GIVEN PROBLEM. Repeat the whole of the data, keeping every detail the same.

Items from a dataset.
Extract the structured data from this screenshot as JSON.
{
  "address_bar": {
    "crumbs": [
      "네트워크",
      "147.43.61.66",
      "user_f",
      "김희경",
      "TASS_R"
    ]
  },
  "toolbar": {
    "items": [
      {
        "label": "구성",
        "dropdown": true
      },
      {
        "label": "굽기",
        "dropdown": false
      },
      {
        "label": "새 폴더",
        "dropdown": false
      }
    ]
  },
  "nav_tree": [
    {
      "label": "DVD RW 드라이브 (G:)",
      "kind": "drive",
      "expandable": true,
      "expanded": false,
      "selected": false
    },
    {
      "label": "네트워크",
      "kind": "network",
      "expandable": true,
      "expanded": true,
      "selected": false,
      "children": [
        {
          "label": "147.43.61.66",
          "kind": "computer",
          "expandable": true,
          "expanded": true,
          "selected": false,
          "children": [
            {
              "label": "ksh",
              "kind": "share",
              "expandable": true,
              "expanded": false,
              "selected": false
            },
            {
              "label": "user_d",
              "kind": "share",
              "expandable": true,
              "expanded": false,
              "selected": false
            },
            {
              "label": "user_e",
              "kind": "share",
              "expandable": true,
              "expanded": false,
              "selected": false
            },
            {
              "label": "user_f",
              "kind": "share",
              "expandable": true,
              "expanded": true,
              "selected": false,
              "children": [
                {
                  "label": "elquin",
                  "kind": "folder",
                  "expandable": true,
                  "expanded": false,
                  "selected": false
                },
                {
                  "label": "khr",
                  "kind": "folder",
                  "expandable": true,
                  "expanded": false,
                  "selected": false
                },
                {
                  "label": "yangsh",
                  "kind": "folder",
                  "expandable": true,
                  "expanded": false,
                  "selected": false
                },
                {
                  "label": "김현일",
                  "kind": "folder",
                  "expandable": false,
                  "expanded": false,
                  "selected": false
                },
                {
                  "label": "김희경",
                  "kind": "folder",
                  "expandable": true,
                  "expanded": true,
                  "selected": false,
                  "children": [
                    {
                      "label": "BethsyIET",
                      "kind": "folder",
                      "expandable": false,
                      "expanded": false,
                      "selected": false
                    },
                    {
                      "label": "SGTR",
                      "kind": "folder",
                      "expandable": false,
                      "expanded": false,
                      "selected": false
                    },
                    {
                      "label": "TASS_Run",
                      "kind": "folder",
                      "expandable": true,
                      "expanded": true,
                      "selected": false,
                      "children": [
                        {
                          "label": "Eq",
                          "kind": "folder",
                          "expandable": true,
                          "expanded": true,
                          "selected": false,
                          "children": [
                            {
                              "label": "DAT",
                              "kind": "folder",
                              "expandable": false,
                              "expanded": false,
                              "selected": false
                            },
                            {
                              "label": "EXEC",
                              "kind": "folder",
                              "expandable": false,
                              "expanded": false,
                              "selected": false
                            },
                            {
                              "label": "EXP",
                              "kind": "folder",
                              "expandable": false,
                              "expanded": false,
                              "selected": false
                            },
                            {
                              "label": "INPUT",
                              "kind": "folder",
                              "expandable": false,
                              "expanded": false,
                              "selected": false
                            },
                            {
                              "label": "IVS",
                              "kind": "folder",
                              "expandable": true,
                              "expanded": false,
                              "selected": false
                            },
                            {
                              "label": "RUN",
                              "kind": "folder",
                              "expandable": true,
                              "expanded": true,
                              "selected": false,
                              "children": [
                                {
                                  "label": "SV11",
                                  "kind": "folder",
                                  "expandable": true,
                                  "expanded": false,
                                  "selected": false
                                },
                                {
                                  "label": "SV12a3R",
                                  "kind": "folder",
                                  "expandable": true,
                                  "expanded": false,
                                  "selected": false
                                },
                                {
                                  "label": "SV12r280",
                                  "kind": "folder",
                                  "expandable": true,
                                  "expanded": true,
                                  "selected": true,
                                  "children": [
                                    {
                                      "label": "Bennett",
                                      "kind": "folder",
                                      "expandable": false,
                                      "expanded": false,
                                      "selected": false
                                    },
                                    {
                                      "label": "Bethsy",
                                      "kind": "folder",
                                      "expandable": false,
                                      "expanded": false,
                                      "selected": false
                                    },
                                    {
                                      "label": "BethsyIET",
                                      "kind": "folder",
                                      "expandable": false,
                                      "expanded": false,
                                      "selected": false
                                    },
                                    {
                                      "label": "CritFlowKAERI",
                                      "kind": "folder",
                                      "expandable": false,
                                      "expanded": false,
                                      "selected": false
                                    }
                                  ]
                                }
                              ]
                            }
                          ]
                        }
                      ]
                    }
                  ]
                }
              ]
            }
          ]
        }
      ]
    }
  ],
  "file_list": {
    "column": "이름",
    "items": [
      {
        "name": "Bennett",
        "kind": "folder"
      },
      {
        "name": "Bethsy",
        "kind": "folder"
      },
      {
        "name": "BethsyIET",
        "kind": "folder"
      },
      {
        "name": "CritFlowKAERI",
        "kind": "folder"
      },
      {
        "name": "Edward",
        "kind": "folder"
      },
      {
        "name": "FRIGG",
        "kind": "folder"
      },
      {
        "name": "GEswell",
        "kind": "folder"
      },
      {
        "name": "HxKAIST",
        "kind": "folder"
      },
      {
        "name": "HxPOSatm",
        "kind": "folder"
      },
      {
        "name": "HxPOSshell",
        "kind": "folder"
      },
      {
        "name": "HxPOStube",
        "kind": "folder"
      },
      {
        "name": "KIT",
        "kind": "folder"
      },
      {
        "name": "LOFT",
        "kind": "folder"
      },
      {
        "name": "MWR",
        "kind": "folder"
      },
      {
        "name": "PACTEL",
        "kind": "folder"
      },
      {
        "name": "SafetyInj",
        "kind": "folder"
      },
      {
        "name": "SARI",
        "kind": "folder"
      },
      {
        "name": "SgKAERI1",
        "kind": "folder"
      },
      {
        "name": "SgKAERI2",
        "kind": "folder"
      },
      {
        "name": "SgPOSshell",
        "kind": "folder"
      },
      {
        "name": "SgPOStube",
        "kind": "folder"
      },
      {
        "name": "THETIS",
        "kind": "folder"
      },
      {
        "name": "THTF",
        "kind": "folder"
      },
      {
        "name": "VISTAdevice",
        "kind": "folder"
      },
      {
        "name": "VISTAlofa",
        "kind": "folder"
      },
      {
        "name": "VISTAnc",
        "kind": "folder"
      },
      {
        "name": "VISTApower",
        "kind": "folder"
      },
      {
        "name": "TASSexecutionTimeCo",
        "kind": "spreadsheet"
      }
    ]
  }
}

TASK SOLUTION.
Extract the structured data from this screenshot as JSON.
{
  "address_bar": {
    "crumbs": [
      "네트워크",
      "147.43.61.66",
      "user_f",
      "김희경",
      "TASS_R"
    ]
  },
  "toolbar": {
    "items": [
      {
        "label": "구성",
        "dropdown": true
      },
      {
        "label": "굽기",
        "dropdown": false
      },
      {
        "label": "새 폴더",
        "dropdown": false
      }
    ]
  },
  "nav_tree": [
    {
      "label": "DVD RW 드라이브 (G:)",
      "kind": "drive",
      "expandable": true,
      "expanded": false,
      "selected": false
    },
    {
      "label": "네트워크",
      "kind": "network",
      "expandable": true,
      "expanded": true,
      "selected": false,
      "children": [
        {
          "label": "147.43.61.66",
          "kind": "computer",
          "expandable": true,
          "expanded": true,
          "selected": false,
          "children": [
            {
              "label": "ksh",
              "kind": "share",
              "expandable": true,
              "expanded": false,
              "selected": false
            },
            {
              "label": "user_d",
              "kind": "share",
              "expandable": true,
              "expanded": false,
              "selected": false
            },
            {
              "label": "user_e",
              "kind": "share",
              "expandable": true,
              "expanded": false,
              "selected": false
            },
            {
              "label": "user_f",
              "kind": "share",
              "expandable": true,
              "expanded": true,
              "selected": false,
              "children": [
                {
                  "label": "elquin",
                  "kind": "folder",
                  "expandable": true,
                  "expanded": false,
                  "selected": false
                },
                {
                  "label": "khr",
                  "kind": "folder",
                  "expandable": true,
                  "expanded": false,
                  "selected": false
                },
                {
                  "label": "yangsh",
                  "kind": "folder",
                  "expandable": true,
                  "expanded": false,
                  "selected": false
                },
                {
                  "label": "김현일",
                  "kind": "folder",
                  "expandable": false,
                  "expanded": false,
                  "selected": false
                },
                {
                  "label": "김희경",
                  "kind": "folder",
                  "expandable": true,
                  "expanded": true,
                  "selected": false,
                  "children": [
                    {
                      "label": "BethsyIET",
                      "kind": "folder",
                      "expandable": false,
                      "expanded": false,
                      "selected": false
                    },
                    {
                      "label": "SGTR",
                      "kind": "folder",
                      "expandable": false,
                      "expanded": false,
                      "selected": false
                    },
                    {
                      "label": "TASS_Run",
                      "kind": "folder",
                      "expandable": true,
                      "expanded": true,
                      "selected": false,
                      "children": [
                        {
                          "label": "Eq",
                          "kind": "folder",
                          "expandable": true,
                          "expanded": true,
                          "selected": false,
                          "children": [
                            {
                              "label": "DAT",
                              "kind": "folder",
                              "expandable": false,
                              "expanded": false,
                              "selected": false
                            },
                            {
                              "label": "EXEC",
                              "kind": "folder",
                              "expandable": false,
                              "expanded": false,
                              "selected": false
                            },
                            {
                              "label": "EXP",
                              "kind": "folder",
                              "expandable": false,
                              "expanded": false,
                              "selected": false
                            },
                            {
                              "label": "INPUT",
                              "kind": "folder",
                              "expandable": false,
                              "expanded": false,
                              "selected": false
                            },
                            {
                              "label": "IVS",
                              "kind": "folder",
                              "expandable": true,
                              "expanded": false,
                              "selected": false
                            },
                            {
                              "label": "RUN",
                              "kind": "folder",
                              "expandable": true,
                              "expanded": true,
                              "selected": false,
                              "children": [
                                {
                                  "label": "SV11",
                                  "kind": "folder",
                                  "expandable": true,
                                  "expanded": false,
                                  "selected": false
                                },
                                {
                                  "label": "SV12a3R",
                                  "kind": "folder",
                                  "expandable": true,
                                  "expanded": false,
                                  "selected": false
                                },
                                {
                                  "label": "SV12r280",
                                  "kind": "folder",
                                  "expandable": true,
                                  "expanded": true,
                                  "selected": true,
                                  "children": [
                                    {
                                      "label": "Bennett",
                                      "kind": "folder",
                                      "expandable": false,
                                      "expanded": false,
                                      "selected": false
                                    },
                                    {
                                      "label": "Bethsy",
                                      "kind": "folder",
                                      "expandable": false,
                                      "expanded": false,
                                      "selected": false
                                    },
                                    {
                                      "label": "BethsyIET",
                                      "kind": "folder",
                                      "expandable": false,
                                      "expanded": false,
                                      "selected": false
                                    },
                                    {
                                      "label": "CritFlowKAERI",
                                      "kind": "folder",
                                      "expandable": false,
                                      "expanded": false,
                                      "selected": false
                                    }
                                  ]
                                }
                              ]
                            }
                          ]
                        }
                      ]
                    }
                  ]
                }
              ]
            }
          ]
        }
      ]
    }
  ],
  "file_list": {
    "column": "이름",
    "items": [
      {
        "name": "Bennett",
        "kind": "folder"
      },
      {
        "name": "Bethsy",
        "kind": "folder"
      },
      {
        "name": "BethsyIET",
        "kind": "folder"
      },
      {
        "name": "CritFlowKAERI",
        "kind": "folder"
      },
      {
        "name": "Edward",
        "kind": "folder"
      },
      {
        "name": "FRIGG",
        "kind": "folder"
      },
      {
        "name": "GEswell",
        "kind": "folder"
      },
      {
        "name": "HxKAIST",
        "kind": "folder"
      },
      {
        "name": "HxPOSatm",
        "kind": "folder"
      },
      {
        "name": "HxPOSshell",
        "kind": "folder"
      },
      {
        "name": "HxPOStube",
        "kind": "folder"
      },
      {
        "name": "KIT",
        "kind": "folder"
      },
      {
        "name": "LOFT",
        "kind": "folder"
      },
      {
        "name": "MWR",
        "kind": "folder"
      },
      {
        "name": "PACTEL",
        "kind": "folder"
      },
      {
        "name": "SafetyInj",
        "kind": "folder"
      },
      {
        "name": "SARI",
        "kind": "folder"
      },
      {
        "name": "SgKAERI1",
        "kind": "folder"
      },
      {
        "name": "SgKAERI2",
        "kind": "folder"
      },
      {
        "name": "SgPOSshell",
        "kind": "folder"
      },
      {
        "name": "SgPOStube",
        "kind": "folder"
      },
      {
        "name": "THETIS",
        "kind": "folder"
      },
      {
        "name": "THTF",
        "kind": "folder"
      },
      {
        "name": "VISTAdevice",
        "kind": "folder"
      },
      {
        "name": "VISTAlofa",
        "kind": "folder"
      },
      {
        "name": "VISTAnc",
        "kind": "folder"
      },
      {
        "name": "VISTApower",
        "kind": "folder"
      },
      {
        "name": "TASSexecutionTimeCo",
        "kind": "spreadsheet"
      }
    ]
  }
}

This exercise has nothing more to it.